The night before the test day, I got in bed early. Put on a meditation podcast to help relax my mind. The neighbors downstairs decided it was the night to play Call of Duty with their sound system on max. So much for meditation. I put in ear plugs and eventually got eight hours of sleep. The next day, I got to the test center about two hours early. Got some coffee at a shop nearby and reviewed my notes. Finally it was test time. I took my time on AWA and IR, not letting them stress me out. Quant was surprisingly smooth. Luck played a factor and I didn’t see too many problem types that I feared. Verbal went smoothly as well, and I actually didn’t find any question that was too challenging. Submitted. I saw 760 (Q49, V45) and could not stop smiling from ear to ear.

Problem type specific thoughts
PS: Know all the back-solve and pick-a-number strategies. Get use to using them and knowing when they are the optimal strategy. Also, it’s important to be able to switch strategies. When one isn’t working or is too cumbersome, your ability to quickly find another approach is key.

==============================

▶ **TASK A**
Transcribe the stored dataset entries verbatim, from their first line through the line containing "month-band: [365, 1362, 526, 1450]", including both of those lines.

Stored dataset entries:
==============================

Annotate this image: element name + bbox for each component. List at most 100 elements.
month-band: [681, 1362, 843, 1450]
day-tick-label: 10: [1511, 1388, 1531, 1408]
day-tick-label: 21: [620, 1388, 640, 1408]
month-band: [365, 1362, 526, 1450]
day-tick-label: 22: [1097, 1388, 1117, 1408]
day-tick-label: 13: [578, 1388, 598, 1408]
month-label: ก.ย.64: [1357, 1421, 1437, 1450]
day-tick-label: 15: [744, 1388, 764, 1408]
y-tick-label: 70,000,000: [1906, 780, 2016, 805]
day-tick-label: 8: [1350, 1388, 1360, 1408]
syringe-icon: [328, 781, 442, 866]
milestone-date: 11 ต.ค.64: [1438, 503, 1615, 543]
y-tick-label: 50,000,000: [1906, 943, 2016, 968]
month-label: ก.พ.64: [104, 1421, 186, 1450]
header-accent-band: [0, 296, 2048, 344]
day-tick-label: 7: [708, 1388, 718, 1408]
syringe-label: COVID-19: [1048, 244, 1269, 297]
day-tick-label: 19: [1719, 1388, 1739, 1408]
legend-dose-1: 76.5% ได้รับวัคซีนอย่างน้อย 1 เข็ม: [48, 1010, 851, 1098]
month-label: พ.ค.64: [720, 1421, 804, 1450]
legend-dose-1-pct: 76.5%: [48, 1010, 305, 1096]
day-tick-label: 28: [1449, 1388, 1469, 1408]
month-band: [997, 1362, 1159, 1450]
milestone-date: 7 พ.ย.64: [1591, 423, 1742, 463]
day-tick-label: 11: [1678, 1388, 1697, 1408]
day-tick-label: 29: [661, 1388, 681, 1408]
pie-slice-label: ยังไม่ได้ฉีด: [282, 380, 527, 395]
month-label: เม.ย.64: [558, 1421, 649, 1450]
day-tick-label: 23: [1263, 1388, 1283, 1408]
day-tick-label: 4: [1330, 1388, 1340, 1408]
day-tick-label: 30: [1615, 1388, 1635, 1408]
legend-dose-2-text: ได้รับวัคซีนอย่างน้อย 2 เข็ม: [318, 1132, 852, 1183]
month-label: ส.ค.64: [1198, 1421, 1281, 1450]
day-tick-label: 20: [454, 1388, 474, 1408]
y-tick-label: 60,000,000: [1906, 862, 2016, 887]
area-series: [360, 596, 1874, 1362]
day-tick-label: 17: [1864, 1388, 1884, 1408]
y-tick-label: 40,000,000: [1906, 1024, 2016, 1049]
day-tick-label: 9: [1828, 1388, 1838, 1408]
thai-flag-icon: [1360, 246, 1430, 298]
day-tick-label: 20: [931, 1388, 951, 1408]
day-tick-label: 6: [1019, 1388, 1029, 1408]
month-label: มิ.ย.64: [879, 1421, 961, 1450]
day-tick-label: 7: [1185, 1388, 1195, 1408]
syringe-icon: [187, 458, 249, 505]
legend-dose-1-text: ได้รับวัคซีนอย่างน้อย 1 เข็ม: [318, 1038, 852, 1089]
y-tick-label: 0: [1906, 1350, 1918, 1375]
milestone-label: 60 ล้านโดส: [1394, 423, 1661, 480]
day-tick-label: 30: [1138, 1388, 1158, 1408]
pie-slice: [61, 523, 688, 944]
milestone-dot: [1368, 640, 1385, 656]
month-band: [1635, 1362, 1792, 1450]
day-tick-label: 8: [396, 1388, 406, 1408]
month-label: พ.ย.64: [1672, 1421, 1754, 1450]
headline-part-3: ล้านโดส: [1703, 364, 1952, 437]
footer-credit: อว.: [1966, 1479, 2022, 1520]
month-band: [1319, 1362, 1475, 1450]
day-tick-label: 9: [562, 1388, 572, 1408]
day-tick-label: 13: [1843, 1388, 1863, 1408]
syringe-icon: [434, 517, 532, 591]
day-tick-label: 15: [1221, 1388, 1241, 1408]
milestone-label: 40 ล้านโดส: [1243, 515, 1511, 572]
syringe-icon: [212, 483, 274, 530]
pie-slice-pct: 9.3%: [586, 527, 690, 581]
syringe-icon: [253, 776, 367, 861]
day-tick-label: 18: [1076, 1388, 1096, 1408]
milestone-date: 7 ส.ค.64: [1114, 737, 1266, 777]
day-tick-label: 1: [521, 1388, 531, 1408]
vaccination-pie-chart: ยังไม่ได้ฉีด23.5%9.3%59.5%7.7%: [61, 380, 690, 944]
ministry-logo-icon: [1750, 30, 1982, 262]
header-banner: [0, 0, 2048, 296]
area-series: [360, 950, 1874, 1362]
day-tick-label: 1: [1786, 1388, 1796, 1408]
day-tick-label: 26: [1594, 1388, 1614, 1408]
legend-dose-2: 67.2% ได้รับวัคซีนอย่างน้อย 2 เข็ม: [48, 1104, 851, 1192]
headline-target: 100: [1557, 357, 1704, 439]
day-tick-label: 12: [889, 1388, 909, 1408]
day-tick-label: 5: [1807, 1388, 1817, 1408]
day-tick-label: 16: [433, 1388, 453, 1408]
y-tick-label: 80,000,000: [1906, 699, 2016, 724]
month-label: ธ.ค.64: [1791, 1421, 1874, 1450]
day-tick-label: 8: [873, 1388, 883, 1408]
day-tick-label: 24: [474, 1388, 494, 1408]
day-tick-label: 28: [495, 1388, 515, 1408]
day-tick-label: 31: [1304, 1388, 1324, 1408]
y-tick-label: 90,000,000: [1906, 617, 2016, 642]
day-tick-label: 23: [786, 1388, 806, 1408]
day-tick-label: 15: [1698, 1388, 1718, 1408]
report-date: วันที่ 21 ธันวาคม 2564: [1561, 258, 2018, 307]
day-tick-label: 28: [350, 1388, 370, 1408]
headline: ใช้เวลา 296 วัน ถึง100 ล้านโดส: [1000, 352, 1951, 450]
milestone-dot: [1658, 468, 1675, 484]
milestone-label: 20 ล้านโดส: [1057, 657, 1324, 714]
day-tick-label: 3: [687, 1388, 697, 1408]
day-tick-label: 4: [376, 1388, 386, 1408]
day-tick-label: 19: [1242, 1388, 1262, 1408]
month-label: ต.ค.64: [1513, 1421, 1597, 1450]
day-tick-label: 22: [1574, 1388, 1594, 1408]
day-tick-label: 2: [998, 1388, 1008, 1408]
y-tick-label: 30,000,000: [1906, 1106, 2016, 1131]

==============================

▶ **TASK B**
According to the test-day account, how early did the writer arrive at the test center?

▶ **OUTPUT A**
Annotate this image: element name + bbox for each component. List at most 100 elements.
month-band: [681, 1362, 843, 1450]
day-tick-label: 10: [1511, 1388, 1531, 1408]
day-tick-label: 21: [620, 1388, 640, 1408]
month-band: [365, 1362, 526, 1450]

▶ **OUTPUT B**
About two hours early.